> **INSTRUCTIONS FOR THE TASK**:
Transcribe the material in full, exactly as written.

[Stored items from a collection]

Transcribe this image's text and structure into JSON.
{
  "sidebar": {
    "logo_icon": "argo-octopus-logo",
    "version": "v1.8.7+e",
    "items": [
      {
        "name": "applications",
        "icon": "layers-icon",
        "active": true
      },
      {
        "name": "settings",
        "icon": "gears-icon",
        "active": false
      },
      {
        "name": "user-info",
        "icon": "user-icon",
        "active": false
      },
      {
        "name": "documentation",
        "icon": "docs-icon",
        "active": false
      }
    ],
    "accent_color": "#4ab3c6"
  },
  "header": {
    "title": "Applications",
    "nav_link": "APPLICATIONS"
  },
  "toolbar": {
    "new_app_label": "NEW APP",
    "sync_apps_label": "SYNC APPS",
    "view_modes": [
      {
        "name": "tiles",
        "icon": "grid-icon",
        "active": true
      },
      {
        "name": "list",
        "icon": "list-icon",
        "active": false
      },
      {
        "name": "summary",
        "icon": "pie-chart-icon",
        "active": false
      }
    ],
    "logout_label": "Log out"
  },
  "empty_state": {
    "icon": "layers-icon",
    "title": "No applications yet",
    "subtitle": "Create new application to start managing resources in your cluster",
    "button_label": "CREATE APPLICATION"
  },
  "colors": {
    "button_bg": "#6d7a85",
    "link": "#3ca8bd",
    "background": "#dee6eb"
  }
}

> **RESULT FOR THIS EXERCISE**:
Transcribe this image's text and structure into JSON.
{
  "sidebar": {
    "logo_icon": "argo-octopus-logo",
    "version": "v1.8.7+e",
    "items": [
      {
        "name": "applications",
        "icon": "layers-icon",
        "active": true
      },
      {
        "name": "settings",
        "icon": "gears-icon",
        "active": false
      },
      {
        "name": "user-info",
        "icon": "user-icon",
        "active": false
      },
      {
        "name": "documentation",
        "icon": "docs-icon",
        "active": false
      }
    ],
    "accent_color": "#4ab3c6"
  },
  "header": {
    "title": "Applications",
    "nav_link": "APPLICATIONS"
  },
  "toolbar": {
    "new_app_label": "NEW APP",
    "sync_apps_label": "SYNC APPS",
    "view_modes": [
      {
        "name": "tiles",
        "icon": "grid-icon",
        "active": true
      },
      {
        "name": "list",
        "icon": "list-icon",
        "active": false
      },
      {
        "name": "summary",
        "icon": "pie-chart-icon",
        "active": false
      }
    ],
    "logout_label": "Log out"
  },
  "empty_state": {
    "icon": "layers-icon",
    "title": "No applications yet",
    "subtitle": "Create new application to start managing resources in your cluster",
    "button_label": "CREATE APPLICATION"
  },
  "colors": {
    "button_bg": "#6d7a85",
    "link": "#3ca8bd",
    "background": "#dee6eb"
  }
}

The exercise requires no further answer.